◆ ИСХОДНЫЙ ТЕКСТ

- - - - - - -

Тем временем наступил конец июля, и однажды меня вызвал Пятницкий. Он сурово наставлял меня, как себя вести, особенно — как соблюдать конспирацию в дороге. Оказалось, что нам предстоит отправиться в путь под видом канадской супружеской пары, и из нас двоих именно я буду изображать уроженку Канады. Это было уж слишком. Я попыталась возразить, что мой английский никуда не годится, но это не произвело на Пятницкого решительно никакого впечатления. И я никак не могла сообразить, какого рода трудности эти новые фальшивые паспорта могут представлять для моего «плана».
Теперь я могла сама убедиться, насколько Пятницкий скуп. Наш маршрут был четко расписан. Мы должны были отплыть из Дании в канадский порт и оттуда извилистыми путями, частично по воде, частично по суше, добраться до Рио-де-Жанейро. Пассажиры, которые путешествуют на океанских пароходах не туристическим классом, обычно хорошо одеваются. Пятницкий потребовал, чтобы я составила подробный список одежды и прочих вещей, которыми нас нужно снабдить. У нас же не было ничего, кроме эмигрантских обносков. Тщательно все обдумав, мы составили перечень. Пятницкий вычеркнул из него половину и выразил уверенность, что двух платьев для меня и костюма для Хайнца будет более чем достаточно. Только после долгих споров мы сумели его убедить, что старый берлинский картонный чемодан ничуть не отвечает требованиям конспирации, если мы собираемся путешествовать на роскошном лайнере.

- - - - - - -

Записи пространственной разметки:
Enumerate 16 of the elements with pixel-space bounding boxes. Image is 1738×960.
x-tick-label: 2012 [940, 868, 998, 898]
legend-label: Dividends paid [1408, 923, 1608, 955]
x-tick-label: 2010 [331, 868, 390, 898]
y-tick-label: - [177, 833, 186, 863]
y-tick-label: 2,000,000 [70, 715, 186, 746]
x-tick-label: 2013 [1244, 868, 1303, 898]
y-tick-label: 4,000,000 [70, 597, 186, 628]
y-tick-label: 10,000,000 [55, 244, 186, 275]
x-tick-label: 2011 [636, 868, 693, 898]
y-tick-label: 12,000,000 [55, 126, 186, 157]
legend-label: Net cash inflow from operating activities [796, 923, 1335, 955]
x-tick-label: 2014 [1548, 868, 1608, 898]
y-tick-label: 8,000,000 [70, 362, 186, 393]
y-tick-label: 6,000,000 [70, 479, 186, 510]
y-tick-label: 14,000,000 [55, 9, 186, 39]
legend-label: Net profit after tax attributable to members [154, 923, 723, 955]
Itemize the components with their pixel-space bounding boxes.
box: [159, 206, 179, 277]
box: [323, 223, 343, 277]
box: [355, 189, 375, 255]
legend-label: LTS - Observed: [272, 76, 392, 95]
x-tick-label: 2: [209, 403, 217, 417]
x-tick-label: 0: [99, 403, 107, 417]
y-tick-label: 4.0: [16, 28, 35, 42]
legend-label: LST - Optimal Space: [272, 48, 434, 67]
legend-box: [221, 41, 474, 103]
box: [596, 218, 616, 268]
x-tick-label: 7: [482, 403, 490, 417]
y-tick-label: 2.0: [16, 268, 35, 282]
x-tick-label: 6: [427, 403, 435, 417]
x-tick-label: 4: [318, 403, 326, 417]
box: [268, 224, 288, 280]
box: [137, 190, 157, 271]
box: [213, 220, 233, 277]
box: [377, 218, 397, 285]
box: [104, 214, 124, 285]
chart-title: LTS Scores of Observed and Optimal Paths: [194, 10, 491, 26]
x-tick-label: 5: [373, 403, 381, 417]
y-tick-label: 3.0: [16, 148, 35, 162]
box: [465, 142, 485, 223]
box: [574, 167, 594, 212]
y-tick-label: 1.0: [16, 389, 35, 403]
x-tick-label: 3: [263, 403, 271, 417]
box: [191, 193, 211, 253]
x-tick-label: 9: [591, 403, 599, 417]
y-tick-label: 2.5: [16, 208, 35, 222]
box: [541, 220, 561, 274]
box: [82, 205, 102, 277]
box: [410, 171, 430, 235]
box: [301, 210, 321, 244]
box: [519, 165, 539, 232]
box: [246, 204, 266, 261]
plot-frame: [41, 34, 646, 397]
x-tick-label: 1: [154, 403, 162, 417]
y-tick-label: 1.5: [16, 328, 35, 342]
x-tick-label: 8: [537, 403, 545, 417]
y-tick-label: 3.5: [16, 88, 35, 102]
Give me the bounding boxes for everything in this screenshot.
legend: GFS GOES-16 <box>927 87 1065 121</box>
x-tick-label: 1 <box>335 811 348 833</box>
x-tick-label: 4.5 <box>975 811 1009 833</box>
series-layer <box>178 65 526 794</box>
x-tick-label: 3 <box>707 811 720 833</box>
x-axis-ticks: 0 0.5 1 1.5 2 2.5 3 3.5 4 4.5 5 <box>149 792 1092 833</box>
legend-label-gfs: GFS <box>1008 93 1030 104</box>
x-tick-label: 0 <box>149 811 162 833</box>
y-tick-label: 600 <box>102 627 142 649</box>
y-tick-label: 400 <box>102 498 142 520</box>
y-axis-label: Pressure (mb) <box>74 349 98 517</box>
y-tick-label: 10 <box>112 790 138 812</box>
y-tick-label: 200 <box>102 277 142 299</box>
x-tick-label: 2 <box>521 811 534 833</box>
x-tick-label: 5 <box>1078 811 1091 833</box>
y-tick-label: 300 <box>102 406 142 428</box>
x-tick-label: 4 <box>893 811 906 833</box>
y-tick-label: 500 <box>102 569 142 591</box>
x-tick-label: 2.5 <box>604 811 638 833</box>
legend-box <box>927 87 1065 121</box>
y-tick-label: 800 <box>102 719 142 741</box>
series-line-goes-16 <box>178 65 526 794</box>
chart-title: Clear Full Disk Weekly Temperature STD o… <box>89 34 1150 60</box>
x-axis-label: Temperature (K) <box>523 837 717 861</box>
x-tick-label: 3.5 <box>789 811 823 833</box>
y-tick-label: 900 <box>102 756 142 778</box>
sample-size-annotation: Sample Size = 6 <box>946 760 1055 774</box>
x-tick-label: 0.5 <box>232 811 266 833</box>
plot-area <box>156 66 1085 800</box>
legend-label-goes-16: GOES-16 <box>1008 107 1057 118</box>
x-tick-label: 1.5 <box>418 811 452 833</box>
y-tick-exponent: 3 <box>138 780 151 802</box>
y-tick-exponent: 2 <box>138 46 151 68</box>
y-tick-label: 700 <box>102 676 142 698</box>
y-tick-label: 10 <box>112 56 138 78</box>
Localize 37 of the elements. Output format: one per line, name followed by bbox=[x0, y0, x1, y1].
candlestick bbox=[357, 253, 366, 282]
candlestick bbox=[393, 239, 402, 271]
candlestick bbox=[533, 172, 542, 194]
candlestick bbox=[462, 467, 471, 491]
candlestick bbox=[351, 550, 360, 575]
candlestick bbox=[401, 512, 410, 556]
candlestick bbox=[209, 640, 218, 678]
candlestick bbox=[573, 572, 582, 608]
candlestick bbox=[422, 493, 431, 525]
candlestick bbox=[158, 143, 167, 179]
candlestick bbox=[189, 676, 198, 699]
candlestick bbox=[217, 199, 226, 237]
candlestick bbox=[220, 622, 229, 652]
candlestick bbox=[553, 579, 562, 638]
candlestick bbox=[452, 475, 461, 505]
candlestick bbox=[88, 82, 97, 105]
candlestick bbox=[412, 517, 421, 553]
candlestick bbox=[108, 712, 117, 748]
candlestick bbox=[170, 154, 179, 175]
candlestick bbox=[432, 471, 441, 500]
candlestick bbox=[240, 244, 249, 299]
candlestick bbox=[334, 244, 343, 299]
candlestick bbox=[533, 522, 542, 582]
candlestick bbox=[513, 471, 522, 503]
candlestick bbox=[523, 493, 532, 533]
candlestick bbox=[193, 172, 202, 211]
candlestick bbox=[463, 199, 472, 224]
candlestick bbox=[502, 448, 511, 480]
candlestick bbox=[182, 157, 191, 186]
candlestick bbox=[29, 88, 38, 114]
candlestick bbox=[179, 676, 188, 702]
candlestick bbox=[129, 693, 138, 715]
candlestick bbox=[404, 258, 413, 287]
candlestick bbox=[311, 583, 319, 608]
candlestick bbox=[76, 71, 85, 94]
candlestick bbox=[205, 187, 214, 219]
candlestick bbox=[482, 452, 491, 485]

- - - - - - -

◆ ЧТО ТРЕБУЕТСЯ
Пожалуйста, ответьте по исходному тексту: под видом кого предстояло отправиться в путь? Записи здесь не понадобятся.

◆ РЕЗУЛЬТАТ ЗАДАНИЯ
Под видом канадской супружеской пары.